Extracted records

__________

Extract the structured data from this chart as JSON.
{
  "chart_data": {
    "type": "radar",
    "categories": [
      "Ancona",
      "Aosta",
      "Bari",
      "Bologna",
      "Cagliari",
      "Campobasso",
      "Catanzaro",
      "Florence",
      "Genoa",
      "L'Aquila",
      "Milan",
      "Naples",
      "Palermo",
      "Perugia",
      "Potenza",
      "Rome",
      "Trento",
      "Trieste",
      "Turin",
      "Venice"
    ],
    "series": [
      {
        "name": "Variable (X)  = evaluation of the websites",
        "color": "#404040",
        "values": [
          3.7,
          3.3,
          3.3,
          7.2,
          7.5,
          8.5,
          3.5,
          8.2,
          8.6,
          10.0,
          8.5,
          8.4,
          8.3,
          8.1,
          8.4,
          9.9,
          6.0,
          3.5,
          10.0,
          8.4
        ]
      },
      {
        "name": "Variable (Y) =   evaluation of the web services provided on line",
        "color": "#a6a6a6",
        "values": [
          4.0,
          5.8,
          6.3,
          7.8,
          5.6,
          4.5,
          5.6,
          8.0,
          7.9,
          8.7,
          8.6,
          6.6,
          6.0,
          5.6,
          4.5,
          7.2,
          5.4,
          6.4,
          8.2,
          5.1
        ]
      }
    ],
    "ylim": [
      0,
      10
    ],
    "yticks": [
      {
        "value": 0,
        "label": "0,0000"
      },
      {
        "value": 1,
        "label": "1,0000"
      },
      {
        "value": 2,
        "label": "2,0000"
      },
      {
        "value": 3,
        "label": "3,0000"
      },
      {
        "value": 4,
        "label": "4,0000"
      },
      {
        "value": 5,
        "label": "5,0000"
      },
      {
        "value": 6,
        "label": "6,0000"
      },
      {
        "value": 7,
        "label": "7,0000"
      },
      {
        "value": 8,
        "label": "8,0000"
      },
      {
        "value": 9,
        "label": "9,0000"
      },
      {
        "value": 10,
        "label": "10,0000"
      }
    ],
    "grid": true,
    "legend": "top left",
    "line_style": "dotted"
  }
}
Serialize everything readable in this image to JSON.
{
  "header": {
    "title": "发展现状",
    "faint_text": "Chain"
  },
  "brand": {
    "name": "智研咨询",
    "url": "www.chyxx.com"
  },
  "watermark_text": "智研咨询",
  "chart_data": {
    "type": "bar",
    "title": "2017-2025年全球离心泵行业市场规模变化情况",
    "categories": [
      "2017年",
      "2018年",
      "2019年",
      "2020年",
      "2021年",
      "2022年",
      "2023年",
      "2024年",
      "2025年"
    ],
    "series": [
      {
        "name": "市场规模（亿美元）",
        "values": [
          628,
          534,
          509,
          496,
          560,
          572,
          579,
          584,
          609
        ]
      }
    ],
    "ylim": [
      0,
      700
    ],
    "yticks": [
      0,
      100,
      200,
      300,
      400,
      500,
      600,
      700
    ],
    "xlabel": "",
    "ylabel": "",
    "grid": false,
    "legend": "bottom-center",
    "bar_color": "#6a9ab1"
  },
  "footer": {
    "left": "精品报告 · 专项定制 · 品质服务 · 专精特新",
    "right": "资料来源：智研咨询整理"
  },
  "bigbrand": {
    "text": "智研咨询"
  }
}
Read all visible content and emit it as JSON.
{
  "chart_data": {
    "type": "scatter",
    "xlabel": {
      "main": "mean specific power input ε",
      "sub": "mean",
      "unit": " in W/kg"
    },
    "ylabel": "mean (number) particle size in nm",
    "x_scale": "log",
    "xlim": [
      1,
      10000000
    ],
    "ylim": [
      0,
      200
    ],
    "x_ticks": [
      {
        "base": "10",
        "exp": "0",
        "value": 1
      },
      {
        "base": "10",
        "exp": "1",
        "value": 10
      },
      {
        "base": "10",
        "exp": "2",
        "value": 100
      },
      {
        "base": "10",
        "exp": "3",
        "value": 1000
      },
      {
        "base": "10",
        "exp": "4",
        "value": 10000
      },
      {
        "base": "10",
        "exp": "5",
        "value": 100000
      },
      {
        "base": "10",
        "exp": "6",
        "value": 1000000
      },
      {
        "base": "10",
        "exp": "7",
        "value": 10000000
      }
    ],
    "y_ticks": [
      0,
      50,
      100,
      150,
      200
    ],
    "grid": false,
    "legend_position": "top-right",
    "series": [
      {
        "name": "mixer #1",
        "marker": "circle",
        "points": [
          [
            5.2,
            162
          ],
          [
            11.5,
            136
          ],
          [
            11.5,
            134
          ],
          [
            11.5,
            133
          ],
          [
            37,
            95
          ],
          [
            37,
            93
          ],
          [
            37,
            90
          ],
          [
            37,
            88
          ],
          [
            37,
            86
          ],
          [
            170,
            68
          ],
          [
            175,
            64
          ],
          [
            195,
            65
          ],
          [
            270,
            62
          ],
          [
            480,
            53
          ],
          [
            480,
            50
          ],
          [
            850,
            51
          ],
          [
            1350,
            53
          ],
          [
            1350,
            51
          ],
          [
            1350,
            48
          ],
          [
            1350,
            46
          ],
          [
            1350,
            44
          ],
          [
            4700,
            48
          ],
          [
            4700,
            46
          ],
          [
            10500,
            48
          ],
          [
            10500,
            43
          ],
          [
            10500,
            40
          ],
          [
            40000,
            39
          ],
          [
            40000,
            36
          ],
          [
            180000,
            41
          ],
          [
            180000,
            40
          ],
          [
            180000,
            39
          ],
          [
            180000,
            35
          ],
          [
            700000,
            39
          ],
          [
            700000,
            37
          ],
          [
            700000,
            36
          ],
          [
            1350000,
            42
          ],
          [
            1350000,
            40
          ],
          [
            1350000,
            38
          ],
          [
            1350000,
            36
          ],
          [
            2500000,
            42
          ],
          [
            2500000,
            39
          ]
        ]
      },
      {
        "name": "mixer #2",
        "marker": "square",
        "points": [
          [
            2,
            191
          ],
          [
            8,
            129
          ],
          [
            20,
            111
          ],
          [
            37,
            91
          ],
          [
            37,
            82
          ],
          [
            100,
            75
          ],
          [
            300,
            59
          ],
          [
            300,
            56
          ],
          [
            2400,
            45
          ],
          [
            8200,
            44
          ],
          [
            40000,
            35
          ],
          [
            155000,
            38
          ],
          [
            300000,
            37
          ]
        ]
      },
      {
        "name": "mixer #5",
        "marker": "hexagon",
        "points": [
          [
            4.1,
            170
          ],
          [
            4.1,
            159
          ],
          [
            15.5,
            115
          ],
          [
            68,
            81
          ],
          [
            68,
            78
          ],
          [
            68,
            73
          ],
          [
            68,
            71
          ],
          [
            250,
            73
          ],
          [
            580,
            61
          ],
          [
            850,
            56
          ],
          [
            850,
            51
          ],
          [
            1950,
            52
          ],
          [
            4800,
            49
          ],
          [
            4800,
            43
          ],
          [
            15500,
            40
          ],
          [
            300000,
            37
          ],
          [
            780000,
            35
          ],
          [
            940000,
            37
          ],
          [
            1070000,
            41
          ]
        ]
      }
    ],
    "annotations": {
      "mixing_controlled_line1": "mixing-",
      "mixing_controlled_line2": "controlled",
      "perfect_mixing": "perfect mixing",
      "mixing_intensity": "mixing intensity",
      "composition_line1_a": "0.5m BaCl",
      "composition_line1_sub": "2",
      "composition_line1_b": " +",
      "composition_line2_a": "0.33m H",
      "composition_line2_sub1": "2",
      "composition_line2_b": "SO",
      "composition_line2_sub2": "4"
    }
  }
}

__________

### DIRECTIONS
List the lines of the material in which the word "evaluation" occurs.

### TASK ANSWER
        "name": "Variable (X)  = evaluation of the websites",
        "name": "Variable (Y) =   evaluation of the web services provided on line",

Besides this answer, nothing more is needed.